» Exercise
Locate each line below that includes "长循环寿命" and reproduce it.
━━━━━ Rows
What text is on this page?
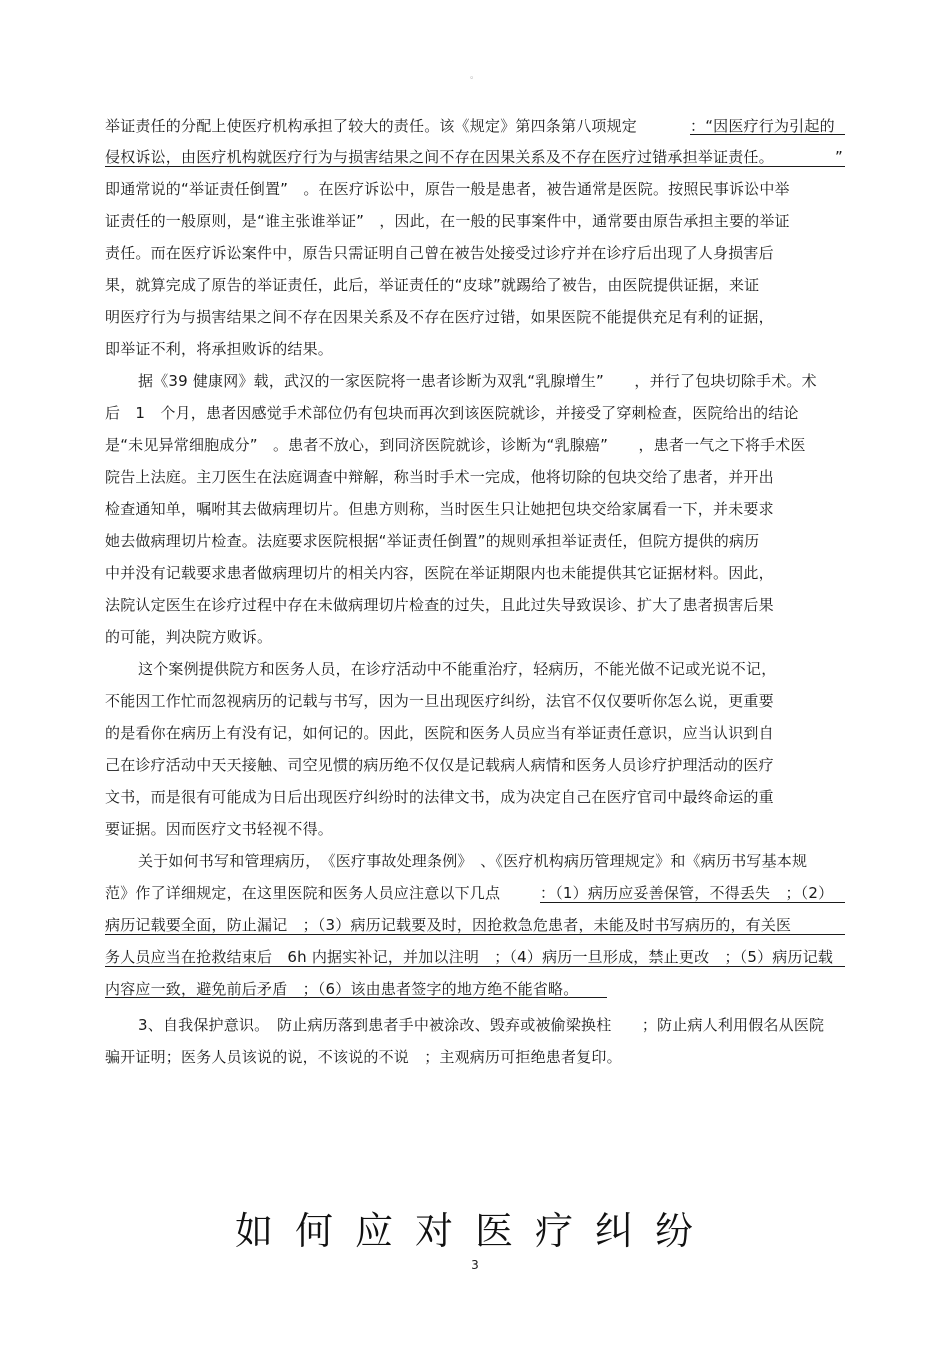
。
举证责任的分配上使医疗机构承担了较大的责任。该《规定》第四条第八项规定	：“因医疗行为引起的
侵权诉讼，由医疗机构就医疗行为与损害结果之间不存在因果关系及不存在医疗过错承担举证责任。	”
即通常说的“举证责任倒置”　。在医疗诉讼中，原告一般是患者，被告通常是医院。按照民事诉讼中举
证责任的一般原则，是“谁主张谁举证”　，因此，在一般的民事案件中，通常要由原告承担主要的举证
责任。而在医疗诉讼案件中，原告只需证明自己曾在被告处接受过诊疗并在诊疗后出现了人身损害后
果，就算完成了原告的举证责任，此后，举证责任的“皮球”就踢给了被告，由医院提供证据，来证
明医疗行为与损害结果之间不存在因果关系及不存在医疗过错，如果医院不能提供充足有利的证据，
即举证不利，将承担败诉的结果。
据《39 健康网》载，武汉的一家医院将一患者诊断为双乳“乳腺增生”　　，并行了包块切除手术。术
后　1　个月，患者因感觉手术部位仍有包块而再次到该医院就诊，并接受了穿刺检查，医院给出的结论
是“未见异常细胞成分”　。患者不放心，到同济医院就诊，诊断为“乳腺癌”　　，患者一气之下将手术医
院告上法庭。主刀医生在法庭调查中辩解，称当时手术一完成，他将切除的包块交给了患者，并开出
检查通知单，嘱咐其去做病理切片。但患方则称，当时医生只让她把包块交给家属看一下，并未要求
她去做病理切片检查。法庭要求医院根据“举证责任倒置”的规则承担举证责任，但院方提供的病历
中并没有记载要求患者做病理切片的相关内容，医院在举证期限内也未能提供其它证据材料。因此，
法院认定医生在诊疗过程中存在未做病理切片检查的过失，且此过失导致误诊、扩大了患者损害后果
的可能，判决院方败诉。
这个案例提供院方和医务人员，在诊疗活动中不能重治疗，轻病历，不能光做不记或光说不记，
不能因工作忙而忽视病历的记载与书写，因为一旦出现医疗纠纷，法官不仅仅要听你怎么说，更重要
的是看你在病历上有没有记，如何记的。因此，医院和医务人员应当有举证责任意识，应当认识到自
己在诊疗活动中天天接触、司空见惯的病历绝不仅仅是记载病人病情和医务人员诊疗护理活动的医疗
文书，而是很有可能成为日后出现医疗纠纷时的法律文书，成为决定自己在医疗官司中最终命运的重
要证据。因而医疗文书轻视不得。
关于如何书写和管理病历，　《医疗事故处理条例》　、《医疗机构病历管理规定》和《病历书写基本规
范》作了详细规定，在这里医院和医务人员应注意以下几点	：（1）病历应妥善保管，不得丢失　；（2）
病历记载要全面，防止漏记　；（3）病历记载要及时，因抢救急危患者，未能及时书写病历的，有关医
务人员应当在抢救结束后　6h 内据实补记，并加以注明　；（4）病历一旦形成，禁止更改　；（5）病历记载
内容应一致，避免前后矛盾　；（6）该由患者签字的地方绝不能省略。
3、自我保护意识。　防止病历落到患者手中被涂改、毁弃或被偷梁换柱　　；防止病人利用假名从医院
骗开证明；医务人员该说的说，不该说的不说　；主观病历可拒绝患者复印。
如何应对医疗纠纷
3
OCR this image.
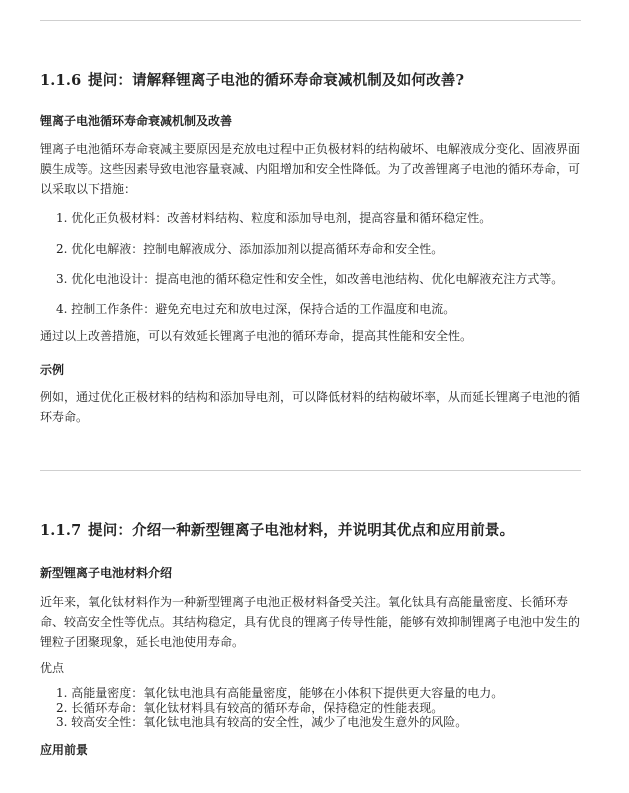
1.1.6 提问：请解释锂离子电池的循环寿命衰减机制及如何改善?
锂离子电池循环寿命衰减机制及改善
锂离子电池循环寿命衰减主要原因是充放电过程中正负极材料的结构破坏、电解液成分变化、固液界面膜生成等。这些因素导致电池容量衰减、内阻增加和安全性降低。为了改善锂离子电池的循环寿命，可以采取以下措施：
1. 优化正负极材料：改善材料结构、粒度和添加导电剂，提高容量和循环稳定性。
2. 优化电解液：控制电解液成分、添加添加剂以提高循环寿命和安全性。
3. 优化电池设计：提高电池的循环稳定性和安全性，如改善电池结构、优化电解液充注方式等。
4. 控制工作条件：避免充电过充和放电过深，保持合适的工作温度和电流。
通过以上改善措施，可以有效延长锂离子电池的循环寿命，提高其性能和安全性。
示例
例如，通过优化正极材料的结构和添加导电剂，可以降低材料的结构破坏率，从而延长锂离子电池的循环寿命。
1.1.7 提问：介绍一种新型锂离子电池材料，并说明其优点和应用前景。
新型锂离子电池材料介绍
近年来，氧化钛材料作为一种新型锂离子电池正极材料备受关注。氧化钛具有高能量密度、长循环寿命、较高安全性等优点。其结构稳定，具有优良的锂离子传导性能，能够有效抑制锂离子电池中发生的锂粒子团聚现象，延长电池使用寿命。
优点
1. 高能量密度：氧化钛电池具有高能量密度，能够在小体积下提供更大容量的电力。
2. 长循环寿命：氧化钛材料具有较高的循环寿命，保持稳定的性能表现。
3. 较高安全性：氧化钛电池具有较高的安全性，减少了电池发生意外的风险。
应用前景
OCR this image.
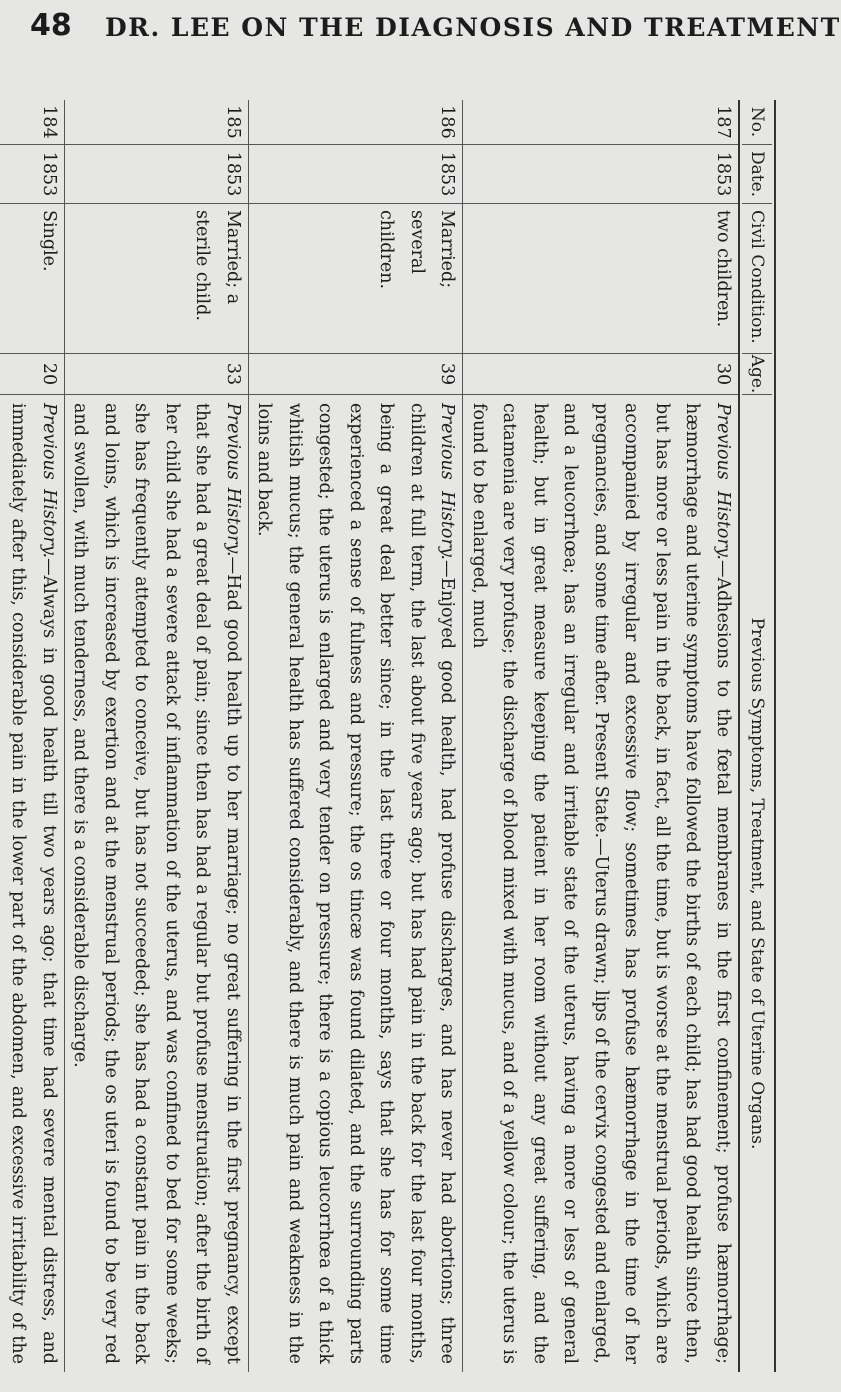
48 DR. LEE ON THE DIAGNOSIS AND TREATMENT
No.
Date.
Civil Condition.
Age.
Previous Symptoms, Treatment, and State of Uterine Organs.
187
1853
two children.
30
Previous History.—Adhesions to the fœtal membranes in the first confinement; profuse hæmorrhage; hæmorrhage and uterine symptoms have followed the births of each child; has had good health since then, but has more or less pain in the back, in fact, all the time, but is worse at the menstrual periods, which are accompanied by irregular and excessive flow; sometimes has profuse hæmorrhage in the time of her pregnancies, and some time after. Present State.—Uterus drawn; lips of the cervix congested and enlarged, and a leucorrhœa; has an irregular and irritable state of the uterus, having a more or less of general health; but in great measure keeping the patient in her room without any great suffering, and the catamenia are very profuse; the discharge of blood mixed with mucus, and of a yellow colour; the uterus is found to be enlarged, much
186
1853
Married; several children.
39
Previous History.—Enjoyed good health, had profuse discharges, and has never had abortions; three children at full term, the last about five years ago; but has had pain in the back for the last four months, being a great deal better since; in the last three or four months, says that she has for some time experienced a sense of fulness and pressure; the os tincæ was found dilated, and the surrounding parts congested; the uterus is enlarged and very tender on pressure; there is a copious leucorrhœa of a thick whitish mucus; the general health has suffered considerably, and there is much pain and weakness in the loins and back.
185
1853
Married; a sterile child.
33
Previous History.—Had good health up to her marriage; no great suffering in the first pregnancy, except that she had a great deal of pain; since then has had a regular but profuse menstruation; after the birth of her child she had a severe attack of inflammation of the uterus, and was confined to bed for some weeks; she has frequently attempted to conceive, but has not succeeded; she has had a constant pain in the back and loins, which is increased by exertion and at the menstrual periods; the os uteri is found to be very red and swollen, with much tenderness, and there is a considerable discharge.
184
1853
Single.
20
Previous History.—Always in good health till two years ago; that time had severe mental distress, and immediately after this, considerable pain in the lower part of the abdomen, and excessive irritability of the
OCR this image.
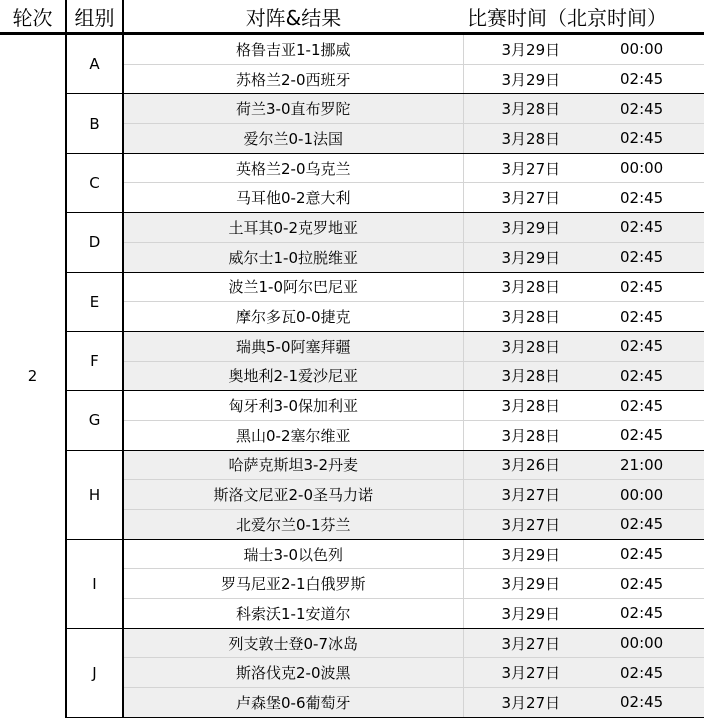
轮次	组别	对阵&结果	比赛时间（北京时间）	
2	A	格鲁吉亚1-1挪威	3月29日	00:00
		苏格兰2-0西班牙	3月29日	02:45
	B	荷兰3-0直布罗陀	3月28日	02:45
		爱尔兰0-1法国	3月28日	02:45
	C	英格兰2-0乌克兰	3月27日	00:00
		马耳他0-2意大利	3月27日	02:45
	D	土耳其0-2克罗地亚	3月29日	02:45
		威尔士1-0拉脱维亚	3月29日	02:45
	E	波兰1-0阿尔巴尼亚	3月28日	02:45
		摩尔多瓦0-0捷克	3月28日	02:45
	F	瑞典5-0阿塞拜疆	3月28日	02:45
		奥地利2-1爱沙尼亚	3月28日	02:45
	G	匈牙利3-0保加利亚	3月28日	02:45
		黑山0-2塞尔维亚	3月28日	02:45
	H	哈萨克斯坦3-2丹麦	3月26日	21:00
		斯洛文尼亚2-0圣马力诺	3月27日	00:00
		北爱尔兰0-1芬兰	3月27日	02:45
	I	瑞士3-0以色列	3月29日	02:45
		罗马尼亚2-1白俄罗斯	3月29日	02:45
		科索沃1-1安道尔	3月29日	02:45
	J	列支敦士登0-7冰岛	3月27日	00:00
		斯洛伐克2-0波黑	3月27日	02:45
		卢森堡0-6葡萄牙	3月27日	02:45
━━━━━━━━━━
» Answer to the exercise
近年来，氧化钛材料作为一种新型锂离子电池正极材料备受关注。氧化钛具有高能量密度、长循环寿命、较高安全性等优点。其结构稳定，具有优良的锂离子传导性能，能够有效抑制锂离子电池中发生的锂粒子团聚现象，延长电池使用寿命。
2. 长循环寿命：氧化钛材料具有较高的循环寿命，保持稳定的性能表现。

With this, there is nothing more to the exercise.